Repeat the records below exactly as they appear.

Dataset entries
━━━━━━━━━━━━━━━━
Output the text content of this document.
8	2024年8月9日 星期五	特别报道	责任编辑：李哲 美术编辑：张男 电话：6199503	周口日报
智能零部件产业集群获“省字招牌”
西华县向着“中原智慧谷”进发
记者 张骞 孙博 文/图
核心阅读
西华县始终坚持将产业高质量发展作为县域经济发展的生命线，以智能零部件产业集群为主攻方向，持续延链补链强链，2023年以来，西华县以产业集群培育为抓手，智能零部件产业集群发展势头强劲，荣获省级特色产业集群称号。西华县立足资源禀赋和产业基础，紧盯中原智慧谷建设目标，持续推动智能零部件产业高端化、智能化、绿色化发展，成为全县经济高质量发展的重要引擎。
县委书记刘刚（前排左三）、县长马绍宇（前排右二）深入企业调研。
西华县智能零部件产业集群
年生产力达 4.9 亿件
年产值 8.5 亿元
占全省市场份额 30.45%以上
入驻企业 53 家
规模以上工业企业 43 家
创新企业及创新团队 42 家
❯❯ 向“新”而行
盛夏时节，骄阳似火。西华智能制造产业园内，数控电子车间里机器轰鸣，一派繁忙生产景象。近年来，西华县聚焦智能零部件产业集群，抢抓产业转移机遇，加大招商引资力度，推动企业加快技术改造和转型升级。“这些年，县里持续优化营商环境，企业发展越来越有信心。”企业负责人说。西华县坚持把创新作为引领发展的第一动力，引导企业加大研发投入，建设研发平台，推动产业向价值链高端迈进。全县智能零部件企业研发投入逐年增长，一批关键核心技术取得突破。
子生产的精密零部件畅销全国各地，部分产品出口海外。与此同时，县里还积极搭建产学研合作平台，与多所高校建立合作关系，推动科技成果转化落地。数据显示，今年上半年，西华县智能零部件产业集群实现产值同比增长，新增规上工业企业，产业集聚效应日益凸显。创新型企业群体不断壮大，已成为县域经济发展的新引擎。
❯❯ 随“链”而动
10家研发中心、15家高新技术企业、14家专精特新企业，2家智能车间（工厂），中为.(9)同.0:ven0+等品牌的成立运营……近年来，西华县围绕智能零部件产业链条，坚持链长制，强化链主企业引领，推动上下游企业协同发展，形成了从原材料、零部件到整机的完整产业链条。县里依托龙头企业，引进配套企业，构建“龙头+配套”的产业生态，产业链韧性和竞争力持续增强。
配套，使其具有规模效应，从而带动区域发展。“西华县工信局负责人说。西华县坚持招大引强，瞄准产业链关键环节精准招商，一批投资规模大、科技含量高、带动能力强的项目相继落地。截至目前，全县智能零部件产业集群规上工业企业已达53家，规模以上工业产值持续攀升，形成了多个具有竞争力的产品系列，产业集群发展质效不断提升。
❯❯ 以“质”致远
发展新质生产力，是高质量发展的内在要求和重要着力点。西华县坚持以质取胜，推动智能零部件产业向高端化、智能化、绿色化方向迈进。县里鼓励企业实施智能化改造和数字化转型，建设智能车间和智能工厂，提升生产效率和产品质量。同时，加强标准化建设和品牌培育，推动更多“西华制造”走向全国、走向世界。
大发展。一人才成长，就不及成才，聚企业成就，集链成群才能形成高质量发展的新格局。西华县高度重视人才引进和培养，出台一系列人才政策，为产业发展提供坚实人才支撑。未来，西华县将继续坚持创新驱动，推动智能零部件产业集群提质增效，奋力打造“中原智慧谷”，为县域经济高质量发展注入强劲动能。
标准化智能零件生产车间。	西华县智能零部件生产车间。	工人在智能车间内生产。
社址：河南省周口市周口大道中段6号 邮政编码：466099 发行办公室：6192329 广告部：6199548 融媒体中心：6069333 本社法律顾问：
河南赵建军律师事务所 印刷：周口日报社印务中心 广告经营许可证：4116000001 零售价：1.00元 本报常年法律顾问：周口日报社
━━━━━━━━━━━━━━━━
**Solution for this exercise:**
Output the text content of this document.
8	2024年8月9日 星期五	特别报道	责任编辑：李哲 美术编辑：张男 电话：6199503	周口日报
智能零部件产业集群获“省字招牌”
西华县向着“中原智慧谷”进发
记者 张骞 孙博 文/图
核心阅读
西华县始终坚持将产业高质量发展作为县域经济发展的生命线，以智能零部件产业集群为主攻方向，持续延链补链强链，2023年以来，西华县以产业集群培育为抓手，智能零部件产业集群发展势头强劲，荣获省级特色产业集群称号。西华县立足资源禀赋和产业基础，紧盯中原智慧谷建设目标，持续推动智能零部件产业高端化、智能化、绿色化发展，成为全县经济高质量发展的重要引擎。
县委书记刘刚（前排左三）、县长马绍宇（前排右二）深入企业调研。
西华县智能零部件产业集群
年生产力达 4.9 亿件
年产值 8.5 亿元
占全省市场份额 30.45%以上
入驻企业 53 家
规模以上工业企业 43 家
创新企业及创新团队 42 家
❯❯ 向“新”而行
盛夏时节，骄阳似火。西华智能制造产业园内，数控电子车间里机器轰鸣，一派繁忙生产景象。近年来，西华县聚焦智能零部件产业集群，抢抓产业转移机遇，加大招商引资力度，推动企业加快技术改造和转型升级。“这些年，县里持续优化营商环境，企业发展越来越有信心。”企业负责人说。西华县坚持把创新作为引领发展的第一动力，引导企业加大研发投入，建设研发平台，推动产业向价值链高端迈进。全县智能零部件企业研发投入逐年增长，一批关键核心技术取得突破。
子生产的精密零部件畅销全国各地，部分产品出口海外。与此同时，县里还积极搭建产学研合作平台，与多所高校建立合作关系，推动科技成果转化落地。数据显示，今年上半年，西华县智能零部件产业集群实现产值同比增长，新增规上工业企业，产业集聚效应日益凸显。创新型企业群体不断壮大，已成为县域经济发展的新引擎。
❯❯ 随“链”而动
10家研发中心、15家高新技术企业、14家专精特新企业，2家智能车间（工厂），中为.(9)同.0:ven0+等品牌的成立运营……近年来，西华县围绕智能零部件产业链条，坚持链长制，强化链主企业引领，推动上下游企业协同发展，形成了从原材料、零部件到整机的完整产业链条。县里依托龙头企业，引进配套企业，构建“龙头+配套”的产业生态，产业链韧性和竞争力持续增强。
配套，使其具有规模效应，从而带动区域发展。“西华县工信局负责人说。西华县坚持招大引强，瞄准产业链关键环节精准招商，一批投资规模大、科技含量高、带动能力强的项目相继落地。截至目前，全县智能零部件产业集群规上工业企业已达53家，规模以上工业产值持续攀升，形成了多个具有竞争力的产品系列，产业集群发展质效不断提升。
❯❯ 以“质”致远
发展新质生产力，是高质量发展的内在要求和重要着力点。西华县坚持以质取胜，推动智能零部件产业向高端化、智能化、绿色化方向迈进。县里鼓励企业实施智能化改造和数字化转型，建设智能车间和智能工厂，提升生产效率和产品质量。同时，加强标准化建设和品牌培育，推动更多“西华制造”走向全国、走向世界。
大发展。一人才成长，就不及成才，聚企业成就，集链成群才能形成高质量发展的新格局。西华县高度重视人才引进和培养，出台一系列人才政策，为产业发展提供坚实人才支撑。未来，西华县将继续坚持创新驱动，推动智能零部件产业集群提质增效，奋力打造“中原智慧谷”，为县域经济高质量发展注入强劲动能。
标准化智能零件生产车间。	西华县智能零部件生产车间。	工人在智能车间内生产。
社址：河南省周口市周口大道中段6号 邮政编码：466099 发行办公室：6192329 广告部：6199548 融媒体中心：6069333 本社法律顾问：
河南赵建军律师事务所 印刷：周口日报社印务中心 广告经营许可证：4116000001 零售价：1.00元 本报常年法律顾问：周口日报社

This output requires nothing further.